◆ **LISTED RECORDS**:

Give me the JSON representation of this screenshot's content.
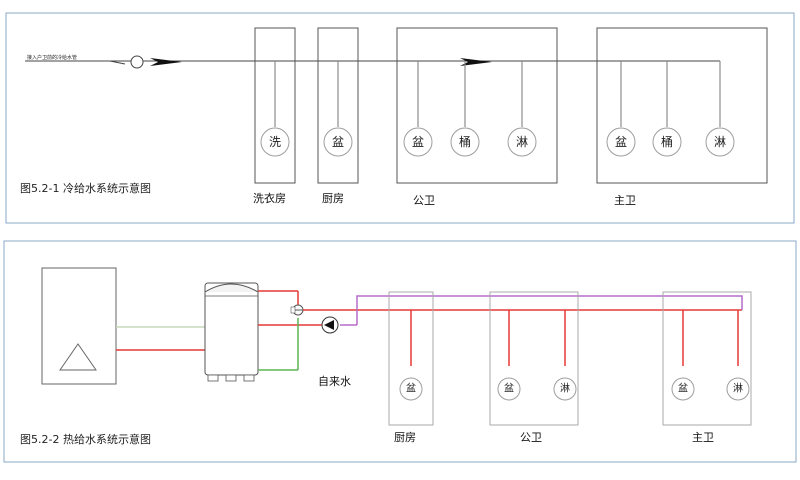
{
  "cold": {
    "caption": "图5.2-1  冷给水系统示意图",
    "inlet_label": "接入户卫前的冷给水管",
    "rooms": [
      {
        "name": "洗衣房",
        "fixtures": [
          "洗"
        ]
      },
      {
        "name": "厨房",
        "fixtures": [
          "盆"
        ]
      },
      {
        "name": "公卫",
        "fixtures": [
          "盆",
          "桶",
          "淋"
        ]
      },
      {
        "name": "主卫",
        "fixtures": [
          "盆",
          "桶",
          "淋"
        ]
      }
    ]
  },
  "hot": {
    "caption": "图5.2-2  热给水系统示意图",
    "supply_label": "自来水",
    "rooms": [
      {
        "name": "厨房",
        "fixtures": [
          "盆"
        ]
      },
      {
        "name": "公卫",
        "fixtures": [
          "盆",
          "淋"
        ]
      },
      {
        "name": "主卫",
        "fixtures": [
          "盆",
          "淋"
        ]
      }
    ]
  },
  "colors": {
    "frame": "#8aa9c7",
    "cold_pipe": "#444444",
    "hot_pipe": "#e53935",
    "return_pipe": "#b56bc9",
    "cold_supply": "#5ab552",
    "fixture_stroke": "#9e9e9e"
  }
}
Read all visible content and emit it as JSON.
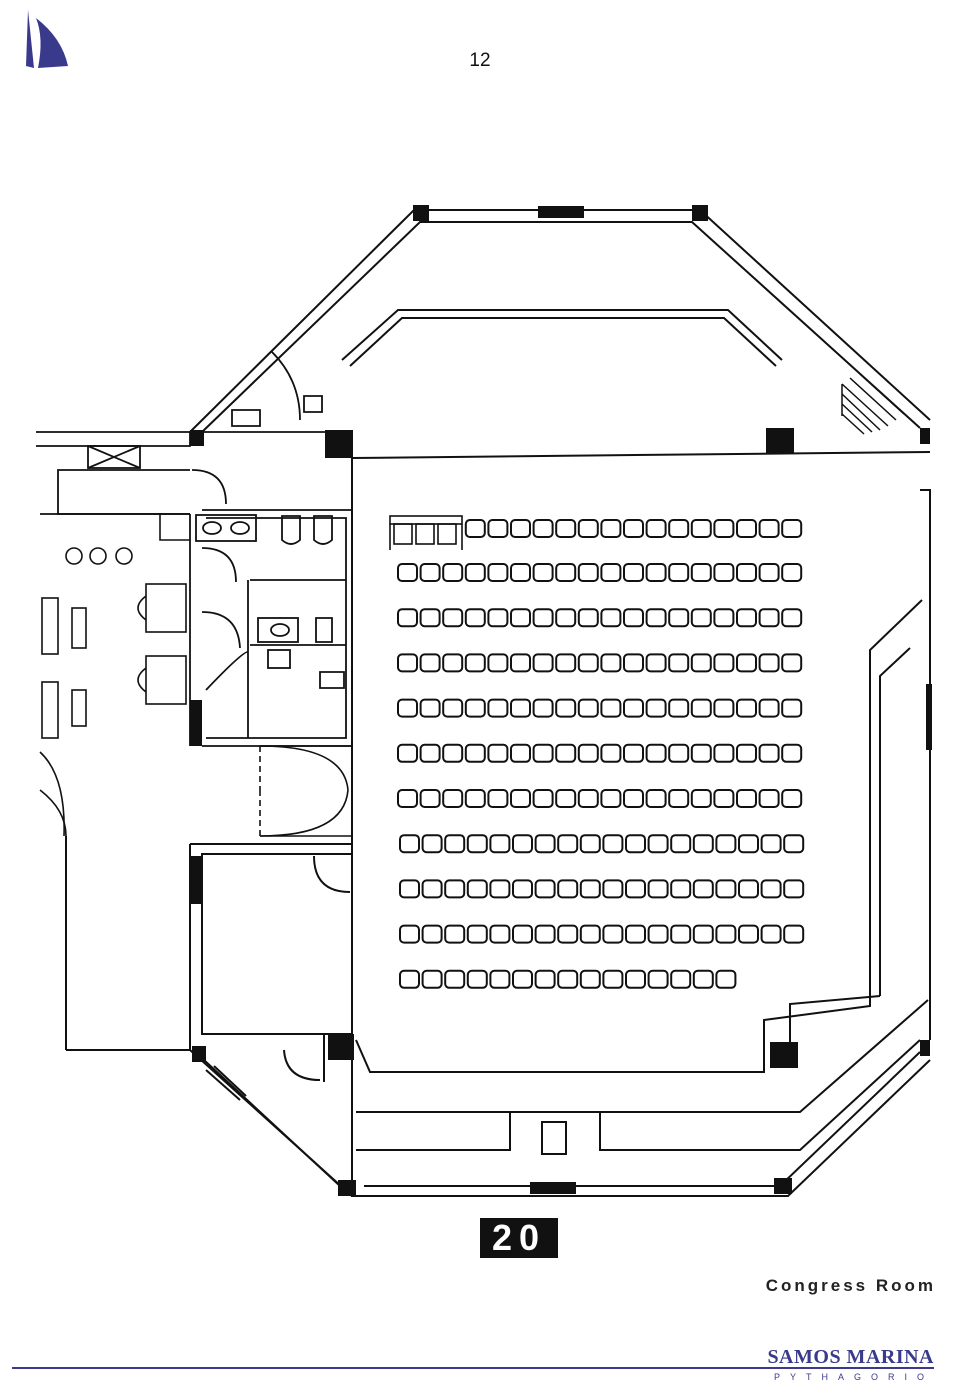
{
  "page": {
    "number": "12"
  },
  "floor_plan": {
    "capacity": "20",
    "caption": "Congress Room",
    "seat_rows": [
      18,
      18,
      18,
      18,
      18,
      18,
      18,
      18,
      18,
      18,
      15
    ],
    "head_table_reserved_seats": 3
  },
  "branding": {
    "name": "SAMOS MARINA",
    "location": "PYTHAGORIO",
    "accent_color": "#3a3a8c"
  }
}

◆ **STATED EXERCISE**: Copy out each line of the material that holds the word "content".

◆ **WRITTEN ANSWER**:
Give me the JSON representation of this screenshot's content.
Read all visible content and emit it as JSON.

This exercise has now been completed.